• [Set task]: Output the material beneath this task exactly, images excluded.

• [Data supplied]:
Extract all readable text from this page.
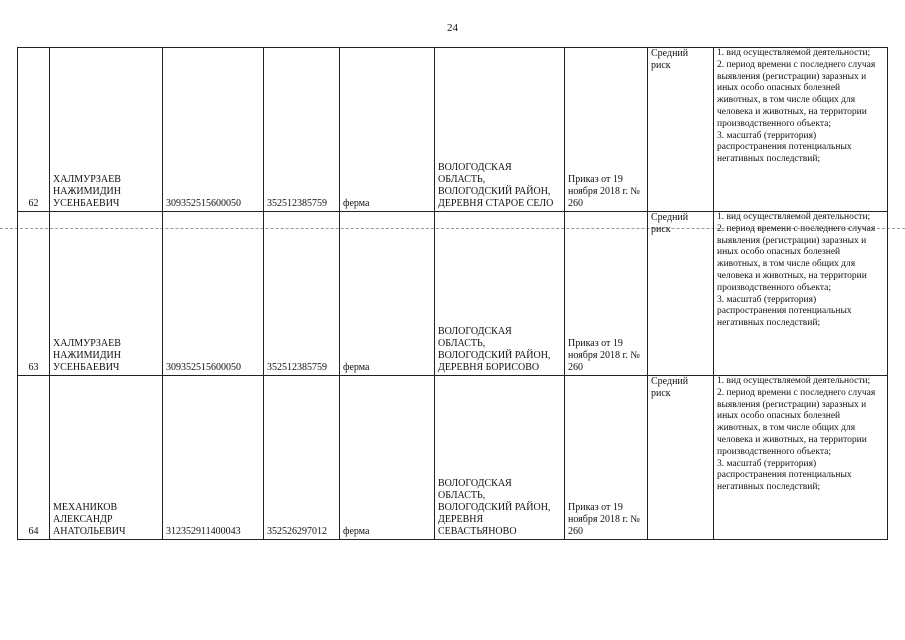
24
62	ХАЛМУРЗАЕВ НАЖИМИДИН УСЕНБАЕВИЧ	309352515600050	352512385759	ферма	ВОЛОГОДСКАЯ ОБЛАСТЬ, ВОЛОГОДСКИЙ РАЙОН, ДЕРЕВНЯ СТАРОЕ СЕЛО	Приказ от 19 ноября 2018 г. № 260	Средний риск	1. вид осуществляемой деятельности;
2. период времени с последнего случая выявления (регистрации) заразных и иных особо опасных болезней животных, в том числе общих для человека и животных, на территории производственного объекта;
3. масштаб (территория) распространения потенциальных негативных последствий;

63	ХАЛМУРЗАЕВ НАЖИМИДИН УСЕНБАЕВИЧ	309352515600050	352512385759	ферма	ВОЛОГОДСКАЯ ОБЛАСТЬ, ВОЛОГОДСКИЙ РАЙОН, ДЕРЕВНЯ БОРИСОВО	Приказ от 19 ноября 2018 г. № 260	Средний риск	1. вид осуществляемой деятельности;
2. период времени с последнего случая выявления (регистрации) заразных и иных особо опасных болезней животных, в том числе общих для человека и животных, на территории производственного объекта;
3. масштаб (территория) распространения потенциальных негативных последствий;

64	МЕХАНИКОВ АЛЕКСАНДР АНАТОЛЬЕВИЧ	312352911400043	352526297012	ферма	ВОЛОГОДСКАЯ ОБЛАСТЬ, ВОЛОГОДСКИЙ РАЙОН, ДЕРЕВНЯ СЕВАСТЬЯНОВО	Приказ от 19 ноября 2018 г. № 260	Средний риск	1. вид осуществляемой деятельности;
2. период времени с последнего случая выявления (регистрации) заразных и иных особо опасных болезней животных, в том числе общих для человека и животных, на территории производственного объекта;
3. масштаб (территория) распространения потенциальных негативных последствий;
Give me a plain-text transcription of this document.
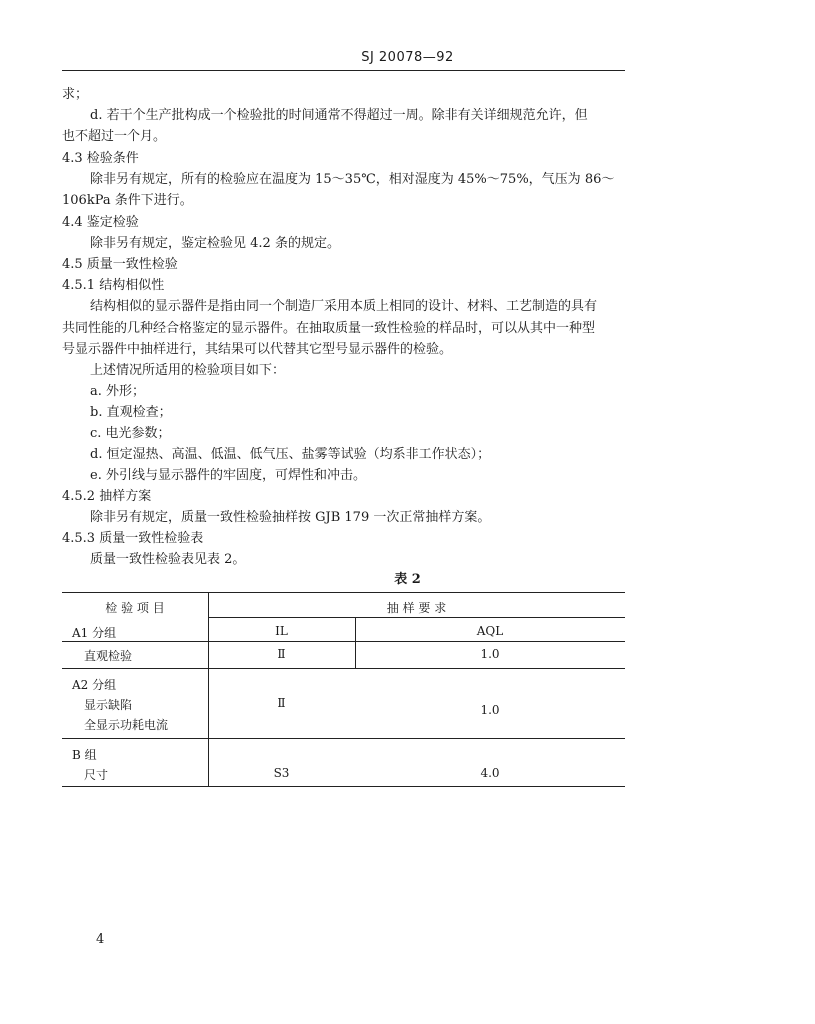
SJ 20078—92
求；
d. 若干个生产批构成一个检验批的时间通常不得超过一周。除非有关详细规范允许，但
也不超过一个月。
4.3 检验条件
除非另有规定，所有的检验应在温度为 15～35℃，相对湿度为 45%～75%，气压为 86～
106kPa 条件下进行。
4.4 鉴定检验
除非另有规定，鉴定检验见 4.2 条的规定。
4.5 质量一致性检验
4.5.1 结构相似性
结构相似的显示器件是指由同一个制造厂采用本质上相同的设计、材料、工艺制造的具有
共同性能的几种经合格鉴定的显示器件。在抽取质量一致性检验的样品时，可以从其中一种型
号显示器件中抽样进行，其结果可以代替其它型号显示器件的检验。
上述情况所适用的检验项目如下：
a. 外形；
b. 直观检查；
c. 电光参数；
d. 恒定湿热、高温、低温、低气压、盐雾等试验（均系非工作状态）；
e. 外引线与显示器件的牢固度，可焊性和冲击。
4.5.2 抽样方案
除非另有规定，质量一致性检验抽样按 GJB 179 一次正常抽样方案。
4.5.3 质量一致性检验表
质量一致性检验表见表 2。
表 2
检 验 项 目	抽 样 要 求
IL	AQL
A1 分组
直观检验	Ⅱ	1.0
A2 分组
显示缺陷
全显示功耗电流
Ⅱ	1.0
B 组
尺寸	S3	4.0
4
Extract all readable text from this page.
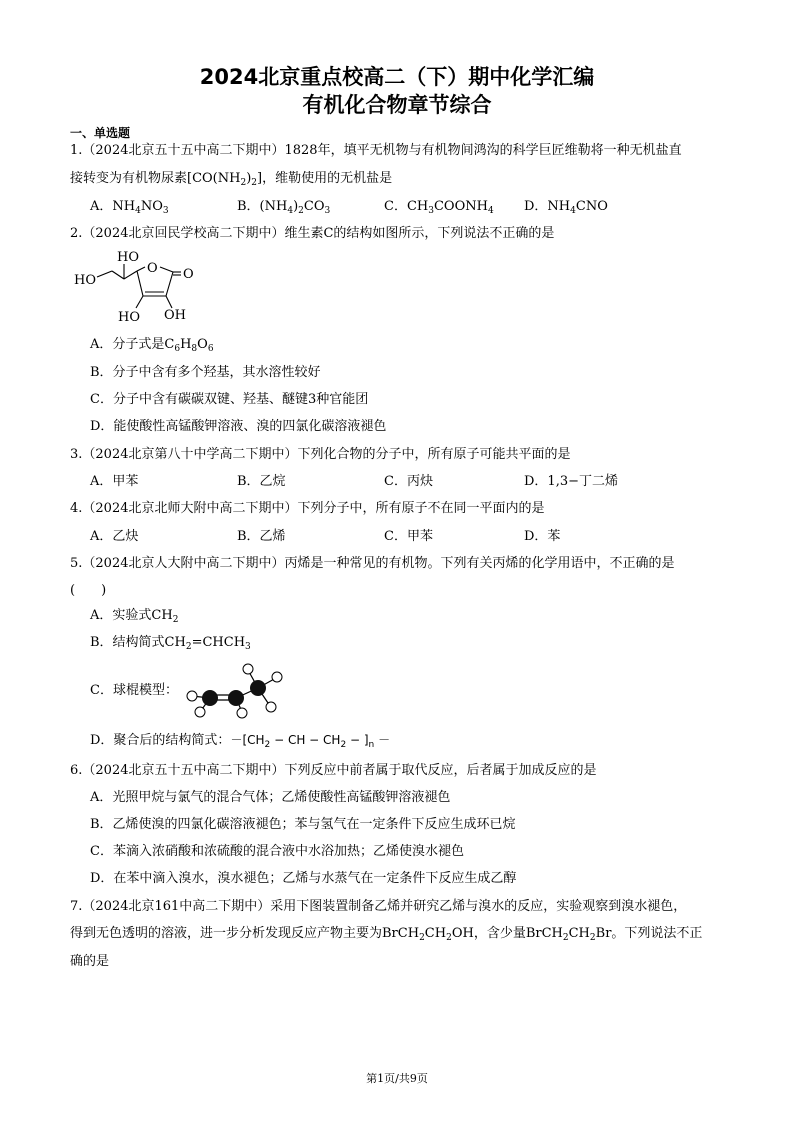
2024北京重点校高二（下）期中化学汇编
有机化合物章节综合
一、单选题
1.（2024北京五十五中高二下期中）1828年，填平无机物与有机物间鸿沟的科学巨匠维勒将一种无机盐直
接转变为有机物尿素$[CO(NH_2)_2]$，维勒使用的无机盐是
A．$NH_4NO_3$	B．$(NH_4)_2CO_3$	C．$CH_3COONH_4$ D．$NH_4CNO$
2.（2024北京回民学校高二下期中）维生素C的结构如图所示，下列说法不正确的是
HO
HO
O O
HO OH
A．分子式是$C_6H_8O_6$
B．分子中含有多个羟基，其水溶性较好
C．分子中含有碳碳双键、羟基、醚键3种官能团
D．能使酸性高锰酸钾溶液、溴的四氯化碳溶液褪色
3.（2024北京第八十中学高二下期中）下列化合物的分子中，所有原子可能共平面的是
A．甲苯	B．乙烷	C．丙炔	D．1,3−丁二烯
4.（2024北京北师大附中高二下期中）下列分子中，所有原子不在同一平面内的是
A．乙炔	B．乙烯	C．甲苯	D．苯
5.（2024北京人大附中高二下期中）丙烯是一种常见的有机物。下列有关丙烯的化学用语中，不正确的是
(　　)
A．实验式$CH_2$
B．结构简式$CH_2=CHCH_3$
C．球棍模型：
D．聚合后的结构简式：$-[CH_2$ − CH − $CH_2 - ]_n$ －
6.（2024北京五十五中高二下期中）下列反应中前者属于取代反应，后者属于加成反应的是
A．光照甲烷与氯气的混合气体；乙烯使酸性高锰酸钾溶液褪色
B．乙烯使溴的四氯化碳溶液褪色；苯与氢气在一定条件下反应生成环已烷
C．苯滴入浓硝酸和浓硫酸的混合液中水浴加热；乙烯使溴水褪色
D．在苯中滴入溴水，溴水褪色；乙烯与水蒸气在一定条件下反应生成乙醇
7.（2024北京161中高二下期中）采用下图装置制备乙烯并研究乙烯与溴水的反应，实验观察到溴水褪色，
得到无色透明的溶液，进一步分析发现反应产物主要为$BrCH_2CH_2OH$，含少量$BrCH_2CH_2Br$。下列说法不正
确的是
第1页/共9页
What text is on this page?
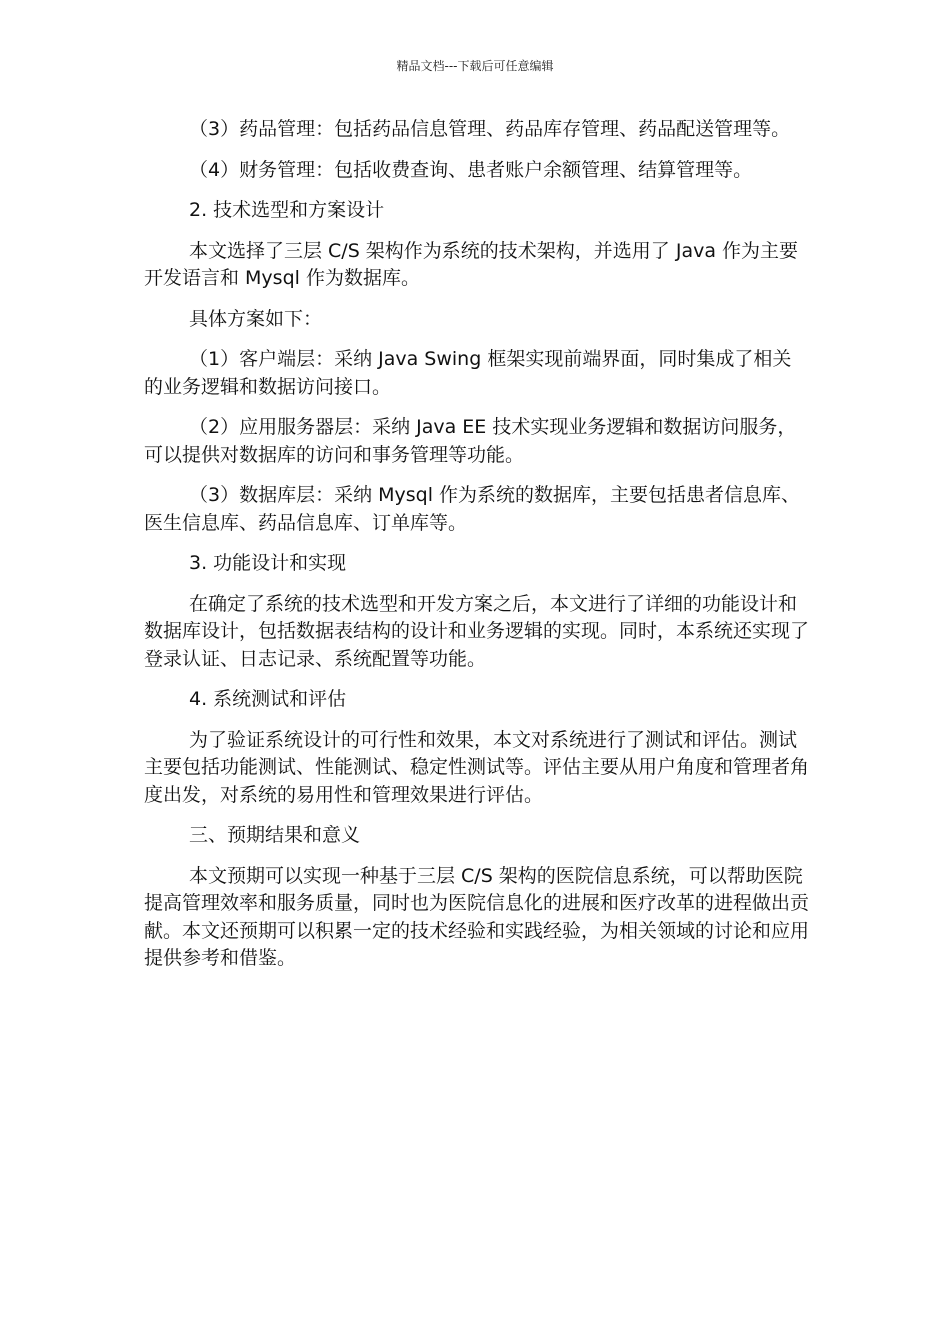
精品文档---下载后可任意编辑

（3）药品管理：包括药品信息管理、药品库存管理、药品配送管理等。

（4）财务管理：包括收费查询、患者账户余额管理、结算管理等。

2. 技术选型和方案设计

本文选择了三层 C/S 架构作为系统的技术架构，并选用了 Java 作为主要开发语言和 Mysql 作为数据库。

具体方案如下：

（1）客户端层：采纳 Java Swing 框架实现前端界面，同时集成了相关的业务逻辑和数据访问接口。

（2）应用服务器层：采纳 Java EE 技术实现业务逻辑和数据访问服务，可以提供对数据库的访问和事务管理等功能。

（3）数据库层：采纳 Mysql 作为系统的数据库，主要包括患者信息库、医生信息库、药品信息库、订单库等。

3. 功能设计和实现

在确定了系统的技术选型和开发方案之后，本文进行了详细的功能设计和数据库设计，包括数据表结构的设计和业务逻辑的实现。同时，本系统还实现了登录认证、日志记录、系统配置等功能。

4. 系统测试和评估

为了验证系统设计的可行性和效果，本文对系统进行了测试和评估。测试主要包括功能测试、性能测试、稳定性测试等。评估主要从用户角度和管理者角度出发，对系统的易用性和管理效果进行评估。

三、预期结果和意义

本文预期可以实现一种基于三层 C/S 架构的医院信息系统，可以帮助医院提高管理效率和服务质量，同时也为医院信息化的进展和医疗改革的进程做出贡献。本文还预期可以积累一定的技术经验和实践经验，为相关领域的讨论和应用提供参考和借鉴。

• [Response]:
Extract all readable text from this page.
24
62	ХАЛМУРЗАЕВ НАЖИМИДИН УСЕНБАЕВИЧ	309352515600050	352512385759	ферма	ВОЛОГОДСКАЯ ОБЛАСТЬ, ВОЛОГОДСКИЙ РАЙОН, ДЕРЕВНЯ СТАРОЕ СЕЛО	Приказ от 19 ноября 2018 г. № 260	Средний риск	1. вид осуществляемой деятельности;
2. период времени с последнего случая выявления (регистрации) заразных и иных особо опасных болезней животных, в том числе общих для человека и животных, на территории производственного объекта;
3. масштаб (территория) распространения потенциальных негативных последствий;

63	ХАЛМУРЗАЕВ НАЖИМИДИН УСЕНБАЕВИЧ	309352515600050	352512385759	ферма	ВОЛОГОДСКАЯ ОБЛАСТЬ, ВОЛОГОДСКИЙ РАЙОН, ДЕРЕВНЯ БОРИСОВО	Приказ от 19 ноября 2018 г. № 260	Средний риск	1. вид осуществляемой деятельности;
2. период времени с последнего случая выявления (регистрации) заразных и иных особо опасных болезней животных, в том числе общих для человека и животных, на территории производственного объекта;
3. масштаб (территория) распространения потенциальных негативных последствий;

64	МЕХАНИКОВ АЛЕКСАНДР АНАТОЛЬЕВИЧ	312352911400043	352526297012	ферма	ВОЛОГОДСКАЯ ОБЛАСТЬ, ВОЛОГОДСКИЙ РАЙОН, ДЕРЕВНЯ СЕВАСТЬЯНОВО	Приказ от 19 ноября 2018 г. № 260	Средний риск	1. вид осуществляемой деятельности;
2. период времени с последнего случая выявления (регистрации) заразных и иных особо опасных болезней животных, в том числе общих для человека и животных, на территории производственного объекта;
3. масштаб (территория) распространения потенциальных негативных последствий;
Give me a plain-text transcription of this document.
SJ 20078—92
求；
d. 若干个生产批构成一个检验批的时间通常不得超过一周。除非有关详细规范允许，但
也不超过一个月。
4.3 检验条件
除非另有规定，所有的检验应在温度为 15～35℃，相对湿度为 45%～75%，气压为 86～
106kPa 条件下进行。
4.4 鉴定检验
除非另有规定，鉴定检验见 4.2 条的规定。
4.5 质量一致性检验
4.5.1 结构相似性
结构相似的显示器件是指由同一个制造厂采用本质上相同的设计、材料、工艺制造的具有
共同性能的几种经合格鉴定的显示器件。在抽取质量一致性检验的样品时，可以从其中一种型
号显示器件中抽样进行，其结果可以代替其它型号显示器件的检验。
上述情况所适用的检验项目如下：
a. 外形；
b. 直观检查；
c. 电光参数；
d. 恒定湿热、高温、低温、低气压、盐雾等试验（均系非工作状态）；
e. 外引线与显示器件的牢固度，可焊性和冲击。
4.5.2 抽样方案
除非另有规定，质量一致性检验抽样按 GJB 179 一次正常抽样方案。
4.5.3 质量一致性检验表
质量一致性检验表见表 2。
表 2
检 验 项 目	抽 样 要 求
IL	AQL
A1 分组
直观检验	Ⅱ	1.0
A2 分组
显示缺陷
全显示功耗电流
Ⅱ	1.0
B 组
尺寸	S3	4.0
4
Extract all readable text from this page.
2024北京重点校高二（下）期中化学汇编
有机化合物章节综合
一、单选题
1.（2024北京五十五中高二下期中）1828年，填平无机物与有机物间鸿沟的科学巨匠维勒将一种无机盐直
接转变为有机物尿素$[CO(NH_2)_2]$，维勒使用的无机盐是
A．$NH_4NO_3$	B．$(NH_4)_2CO_3$	C．$CH_3COONH_4$ D．$NH_4CNO$
2.（2024北京回民学校高二下期中）维生素C的结构如图所示，下列说法不正确的是
HO
HO
O O
HO OH
A．分子式是$C_6H_8O_6$
B．分子中含有多个羟基，其水溶性较好
C．分子中含有碳碳双键、羟基、醚键3种官能团
D．能使酸性高锰酸钾溶液、溴的四氯化碳溶液褪色
3.（2024北京第八十中学高二下期中）下列化合物的分子中，所有原子可能共平面的是
A．甲苯	B．乙烷	C．丙炔	D．1,3−丁二烯
4.（2024北京北师大附中高二下期中）下列分子中，所有原子不在同一平面内的是
A．乙炔	B．乙烯	C．甲苯	D．苯
5.（2024北京人大附中高二下期中）丙烯是一种常见的有机物。下列有关丙烯的化学用语中，不正确的是
(　　)
A．实验式$CH_2$
B．结构简式$CH_2=CHCH_3$
C．球棍模型：
D．聚合后的结构简式：$-[CH_2$ − CH − $CH_2 - ]_n$ －
6.（2024北京五十五中高二下期中）下列反应中前者属于取代反应，后者属于加成反应的是
A．光照甲烷与氯气的混合气体；乙烯使酸性高锰酸钾溶液褪色
B．乙烯使溴的四氯化碳溶液褪色；苯与氢气在一定条件下反应生成环已烷
C．苯滴入浓硝酸和浓硫酸的混合液中水浴加热；乙烯使溴水褪色
D．在苯中滴入溴水，溴水褪色；乙烯与水蒸气在一定条件下反应生成乙醇
7.（2024北京161中高二下期中）采用下图装置制备乙烯并研究乙烯与溴水的反应，实验观察到溴水褪色，
得到无色透明的溶液，进一步分析发现反应产物主要为$BrCH_2CH_2OH$，含少量$BrCH_2CH_2Br$。下列说法不正
确的是
第1页/共9页
What text is on this page?
精品文档---下载后可任意编辑

（3）药品管理：包括药品信息管理、药品库存管理、药品配送管理等。

（4）财务管理：包括收费查询、患者账户余额管理、结算管理等。

2. 技术选型和方案设计

本文选择了三层 C/S 架构作为系统的技术架构，并选用了 Java 作为主要开发语言和 Mysql 作为数据库。

具体方案如下：

（1）客户端层：采纳 Java Swing 框架实现前端界面，同时集成了相关的业务逻辑和数据访问接口。

（2）应用服务器层：采纳 Java EE 技术实现业务逻辑和数据访问服务，可以提供对数据库的访问和事务管理等功能。

（3）数据库层：采纳 Mysql 作为系统的数据库，主要包括患者信息库、医生信息库、药品信息库、订单库等。

3. 功能设计和实现

在确定了系统的技术选型和开发方案之后，本文进行了详细的功能设计和数据库设计，包括数据表结构的设计和业务逻辑的实现。同时，本系统还实现了登录认证、日志记录、系统配置等功能。

4. 系统测试和评估

为了验证系统设计的可行性和效果，本文对系统进行了测试和评估。测试主要包括功能测试、性能测试、稳定性测试等。评估主要从用户角度和管理者角度出发，对系统的易用性和管理效果进行评估。

三、预期结果和意义

本文预期可以实现一种基于三层 C/S 架构的医院信息系统，可以帮助医院提高管理效率和服务质量，同时也为医院信息化的进展和医疗改革的进程做出贡献。本文还预期可以积累一定的技术经验和实践经验，为相关领域的讨论和应用提供参考和借鉴。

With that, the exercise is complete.